#### Provided entries

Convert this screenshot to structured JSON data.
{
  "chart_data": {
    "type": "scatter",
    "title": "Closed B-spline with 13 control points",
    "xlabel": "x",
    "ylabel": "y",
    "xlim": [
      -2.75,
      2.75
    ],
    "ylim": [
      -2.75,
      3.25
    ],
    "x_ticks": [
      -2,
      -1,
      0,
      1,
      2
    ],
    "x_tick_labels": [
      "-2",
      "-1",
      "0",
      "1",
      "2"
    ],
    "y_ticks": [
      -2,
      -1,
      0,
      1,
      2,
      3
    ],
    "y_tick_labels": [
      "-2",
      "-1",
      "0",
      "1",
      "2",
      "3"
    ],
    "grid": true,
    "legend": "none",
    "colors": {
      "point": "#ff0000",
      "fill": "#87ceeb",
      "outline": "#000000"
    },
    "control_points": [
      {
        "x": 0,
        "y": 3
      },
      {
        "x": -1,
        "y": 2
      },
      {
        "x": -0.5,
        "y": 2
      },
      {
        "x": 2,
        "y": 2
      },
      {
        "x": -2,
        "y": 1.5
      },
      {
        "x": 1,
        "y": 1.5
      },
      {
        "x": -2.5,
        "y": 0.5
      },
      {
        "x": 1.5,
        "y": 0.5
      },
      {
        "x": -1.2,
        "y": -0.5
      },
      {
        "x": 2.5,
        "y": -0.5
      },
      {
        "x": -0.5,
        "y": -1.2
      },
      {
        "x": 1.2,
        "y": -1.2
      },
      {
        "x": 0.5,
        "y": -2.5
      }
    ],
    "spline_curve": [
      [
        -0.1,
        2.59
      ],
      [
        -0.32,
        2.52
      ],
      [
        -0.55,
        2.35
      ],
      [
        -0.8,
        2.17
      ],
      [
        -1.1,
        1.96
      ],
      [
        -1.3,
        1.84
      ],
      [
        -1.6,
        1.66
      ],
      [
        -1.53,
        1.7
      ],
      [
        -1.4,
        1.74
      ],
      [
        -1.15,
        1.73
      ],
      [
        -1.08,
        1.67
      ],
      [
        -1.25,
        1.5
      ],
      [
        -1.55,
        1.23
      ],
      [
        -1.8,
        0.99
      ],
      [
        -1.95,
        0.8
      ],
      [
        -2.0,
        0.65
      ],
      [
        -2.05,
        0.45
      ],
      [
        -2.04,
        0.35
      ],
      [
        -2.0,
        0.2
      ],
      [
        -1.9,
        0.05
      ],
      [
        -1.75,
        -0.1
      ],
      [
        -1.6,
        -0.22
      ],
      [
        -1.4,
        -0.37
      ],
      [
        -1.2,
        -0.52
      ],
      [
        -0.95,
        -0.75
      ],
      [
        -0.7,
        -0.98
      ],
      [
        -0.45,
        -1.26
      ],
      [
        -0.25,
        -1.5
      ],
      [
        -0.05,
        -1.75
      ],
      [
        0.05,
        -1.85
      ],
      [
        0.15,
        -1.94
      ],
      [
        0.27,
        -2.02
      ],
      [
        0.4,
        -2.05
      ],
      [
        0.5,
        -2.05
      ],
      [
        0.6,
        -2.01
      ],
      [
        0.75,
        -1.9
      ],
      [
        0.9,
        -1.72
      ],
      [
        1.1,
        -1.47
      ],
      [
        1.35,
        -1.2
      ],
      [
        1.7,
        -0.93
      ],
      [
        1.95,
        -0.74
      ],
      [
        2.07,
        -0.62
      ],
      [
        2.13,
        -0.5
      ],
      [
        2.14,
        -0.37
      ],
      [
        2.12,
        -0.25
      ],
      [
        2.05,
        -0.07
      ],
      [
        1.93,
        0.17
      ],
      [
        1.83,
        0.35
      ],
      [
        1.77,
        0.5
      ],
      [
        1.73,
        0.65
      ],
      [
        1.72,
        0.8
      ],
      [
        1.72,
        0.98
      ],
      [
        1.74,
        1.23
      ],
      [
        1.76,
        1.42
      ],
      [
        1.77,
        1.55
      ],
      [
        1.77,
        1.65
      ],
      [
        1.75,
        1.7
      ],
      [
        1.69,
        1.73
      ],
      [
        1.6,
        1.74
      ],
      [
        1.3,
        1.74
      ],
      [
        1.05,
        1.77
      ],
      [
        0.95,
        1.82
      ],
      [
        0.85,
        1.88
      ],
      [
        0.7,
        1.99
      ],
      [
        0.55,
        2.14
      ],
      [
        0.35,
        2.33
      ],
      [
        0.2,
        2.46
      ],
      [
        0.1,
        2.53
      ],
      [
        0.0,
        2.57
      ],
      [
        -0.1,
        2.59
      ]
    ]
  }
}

########

- _Task to complete_:
Produce a verbatim transcription of the entries above.

- _Result of the exercise_:
Convert this screenshot to structured JSON data.
{
  "chart_data": {
    "type": "scatter",
    "title": "Closed B-spline with 13 control points",
    "xlabel": "x",
    "ylabel": "y",
    "xlim": [
      -2.75,
      2.75
    ],
    "ylim": [
      -2.75,
      3.25
    ],
    "x_ticks": [
      -2,
      -1,
      0,
      1,
      2
    ],
    "x_tick_labels": [
      "-2",
      "-1",
      "0",
      "1",
      "2"
    ],
    "y_ticks": [
      -2,
      -1,
      0,
      1,
      2,
      3
    ],
    "y_tick_labels": [
      "-2",
      "-1",
      "0",
      "1",
      "2",
      "3"
    ],
    "grid": true,
    "legend": "none",
    "colors": {
      "point": "#ff0000",
      "fill": "#87ceeb",
      "outline": "#000000"
    },
    "control_points": [
      {
        "x": 0,
        "y": 3
      },
      {
        "x": -1,
        "y": 2
      },
      {
        "x": -0.5,
        "y": 2
      },
      {
        "x": 2,
        "y": 2
      },
      {
        "x": -2,
        "y": 1.5
      },
      {
        "x": 1,
        "y": 1.5
      },
      {
        "x": -2.5,
        "y": 0.5
      },
      {
        "x": 1.5,
        "y": 0.5
      },
      {
        "x": -1.2,
        "y": -0.5
      },
      {
        "x": 2.5,
        "y": -0.5
      },
      {
        "x": -0.5,
        "y": -1.2
      },
      {
        "x": 1.2,
        "y": -1.2
      },
      {
        "x": 0.5,
        "y": -2.5
      }
    ],
    "spline_curve": [
      [
        -0.1,
        2.59
      ],
      [
        -0.32,
        2.52
      ],
      [
        -0.55,
        2.35
      ],
      [
        -0.8,
        2.17
      ],
      [
        -1.1,
        1.96
      ],
      [
        -1.3,
        1.84
      ],
      [
        -1.6,
        1.66
      ],
      [
        -1.53,
        1.7
      ],
      [
        -1.4,
        1.74
      ],
      [
        -1.15,
        1.73
      ],
      [
        -1.08,
        1.67
      ],
      [
        -1.25,
        1.5
      ],
      [
        -1.55,
        1.23
      ],
      [
        -1.8,
        0.99
      ],
      [
        -1.95,
        0.8
      ],
      [
        -2.0,
        0.65
      ],
      [
        -2.05,
        0.45
      ],
      [
        -2.04,
        0.35
      ],
      [
        -2.0,
        0.2
      ],
      [
        -1.9,
        0.05
      ],
      [
        -1.75,
        -0.1
      ],
      [
        -1.6,
        -0.22
      ],
      [
        -1.4,
        -0.37
      ],
      [
        -1.2,
        -0.52
      ],
      [
        -0.95,
        -0.75
      ],
      [
        -0.7,
        -0.98
      ],
      [
        -0.45,
        -1.26
      ],
      [
        -0.25,
        -1.5
      ],
      [
        -0.05,
        -1.75
      ],
      [
        0.05,
        -1.85
      ],
      [
        0.15,
        -1.94
      ],
      [
        0.27,
        -2.02
      ],
      [
        0.4,
        -2.05
      ],
      [
        0.5,
        -2.05
      ],
      [
        0.6,
        -2.01
      ],
      [
        0.75,
        -1.9
      ],
      [
        0.9,
        -1.72
      ],
      [
        1.1,
        -1.47
      ],
      [
        1.35,
        -1.2
      ],
      [
        1.7,
        -0.93
      ],
      [
        1.95,
        -0.74
      ],
      [
        2.07,
        -0.62
      ],
      [
        2.13,
        -0.5
      ],
      [
        2.14,
        -0.37
      ],
      [
        2.12,
        -0.25
      ],
      [
        2.05,
        -0.07
      ],
      [
        1.93,
        0.17
      ],
      [
        1.83,
        0.35
      ],
      [
        1.77,
        0.5
      ],
      [
        1.73,
        0.65
      ],
      [
        1.72,
        0.8
      ],
      [
        1.72,
        0.98
      ],
      [
        1.74,
        1.23
      ],
      [
        1.76,
        1.42
      ],
      [
        1.77,
        1.55
      ],
      [
        1.77,
        1.65
      ],
      [
        1.75,
        1.7
      ],
      [
        1.69,
        1.73
      ],
      [
        1.6,
        1.74
      ],
      [
        1.3,
        1.74
      ],
      [
        1.05,
        1.77
      ],
      [
        0.95,
        1.82
      ],
      [
        0.85,
        1.88
      ],
      [
        0.7,
        1.99
      ],
      [
        0.55,
        2.14
      ],
      [
        0.35,
        2.33
      ],
      [
        0.2,
        2.46
      ],
      [
        0.1,
        2.53
      ],
      [
        0.0,
        2.57
      ],
      [
        -0.1,
        2.59
      ]
    ]
  }
}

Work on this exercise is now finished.